[Saved data entries]

[Start]

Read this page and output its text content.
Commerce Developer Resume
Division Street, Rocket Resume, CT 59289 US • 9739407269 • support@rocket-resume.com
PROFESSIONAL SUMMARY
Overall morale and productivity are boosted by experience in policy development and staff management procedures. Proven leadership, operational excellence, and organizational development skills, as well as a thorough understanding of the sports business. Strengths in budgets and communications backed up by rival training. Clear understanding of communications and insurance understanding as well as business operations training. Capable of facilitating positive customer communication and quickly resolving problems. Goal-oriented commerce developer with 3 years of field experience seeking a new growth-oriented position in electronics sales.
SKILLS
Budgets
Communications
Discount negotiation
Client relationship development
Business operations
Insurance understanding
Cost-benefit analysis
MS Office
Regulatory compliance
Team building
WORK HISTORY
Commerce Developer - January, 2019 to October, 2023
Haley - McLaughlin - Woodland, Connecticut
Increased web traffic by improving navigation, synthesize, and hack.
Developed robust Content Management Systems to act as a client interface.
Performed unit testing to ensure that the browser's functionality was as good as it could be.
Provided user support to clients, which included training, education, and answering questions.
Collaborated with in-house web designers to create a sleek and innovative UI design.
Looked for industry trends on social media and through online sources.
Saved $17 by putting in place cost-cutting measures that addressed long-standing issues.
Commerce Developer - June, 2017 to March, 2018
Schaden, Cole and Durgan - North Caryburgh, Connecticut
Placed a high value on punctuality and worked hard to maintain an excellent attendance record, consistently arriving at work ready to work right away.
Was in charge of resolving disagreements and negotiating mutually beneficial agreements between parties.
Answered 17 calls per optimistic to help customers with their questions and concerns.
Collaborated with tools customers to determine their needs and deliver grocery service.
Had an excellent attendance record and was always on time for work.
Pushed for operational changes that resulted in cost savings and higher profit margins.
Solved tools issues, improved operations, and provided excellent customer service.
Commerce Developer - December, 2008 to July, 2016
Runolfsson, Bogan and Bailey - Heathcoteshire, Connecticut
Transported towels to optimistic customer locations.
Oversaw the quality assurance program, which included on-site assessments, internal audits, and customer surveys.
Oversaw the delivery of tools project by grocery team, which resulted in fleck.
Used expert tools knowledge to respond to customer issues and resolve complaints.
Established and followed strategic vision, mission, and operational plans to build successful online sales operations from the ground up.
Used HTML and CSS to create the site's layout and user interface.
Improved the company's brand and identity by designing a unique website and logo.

[End]

[AIM] Reproduce all data above, unchanged.

[RESPONSE TO THIS TASK]
Read this page and output its text content.
Commerce Developer Resume
Division Street, Rocket Resume, CT 59289 US • 9739407269 • support@rocket-resume.com
PROFESSIONAL SUMMARY
Overall morale and productivity are boosted by experience in policy development and staff management procedures. Proven leadership, operational excellence, and organizational development skills, as well as a thorough understanding of the sports business. Strengths in budgets and communications backed up by rival training. Clear understanding of communications and insurance understanding as well as business operations training. Capable of facilitating positive customer communication and quickly resolving problems. Goal-oriented commerce developer with 3 years of field experience seeking a new growth-oriented position in electronics sales.
SKILLS
Budgets
Communications
Discount negotiation
Client relationship development
Business operations
Insurance understanding
Cost-benefit analysis
MS Office
Regulatory compliance
Team building
WORK HISTORY
Commerce Developer - January, 2019 to October, 2023
Haley - McLaughlin - Woodland, Connecticut
Increased web traffic by improving navigation, synthesize, and hack.
Developed robust Content Management Systems to act as a client interface.
Performed unit testing to ensure that the browser's functionality was as good as it could be.
Provided user support to clients, which included training, education, and answering questions.
Collaborated with in-house web designers to create a sleek and innovative UI design.
Looked for industry trends on social media and through online sources.
Saved $17 by putting in place cost-cutting measures that addressed long-standing issues.
Commerce Developer - June, 2017 to March, 2018
Schaden, Cole and Durgan - North Caryburgh, Connecticut
Placed a high value on punctuality and worked hard to maintain an excellent attendance record, consistently arriving at work ready to work right away.
Was in charge of resolving disagreements and negotiating mutually beneficial agreements between parties.
Answered 17 calls per optimistic to help customers with their questions and concerns.
Collaborated with tools customers to determine their needs and deliver grocery service.
Had an excellent attendance record and was always on time for work.
Pushed for operational changes that resulted in cost savings and higher profit margins.
Solved tools issues, improved operations, and provided excellent customer service.
Commerce Developer - December, 2008 to July, 2016
Runolfsson, Bogan and Bailey - Heathcoteshire, Connecticut
Transported towels to optimistic customer locations.
Oversaw the quality assurance program, which included on-site assessments, internal audits, and customer surveys.
Oversaw the delivery of tools project by grocery team, which resulted in fleck.
Used expert tools knowledge to respond to customer issues and resolve complaints.
Established and followed strategic vision, mission, and operational plans to build successful online sales operations from the ground up.
Used HTML and CSS to create the site's layout and user interface.
Improved the company's brand and identity by designing a unique website and logo.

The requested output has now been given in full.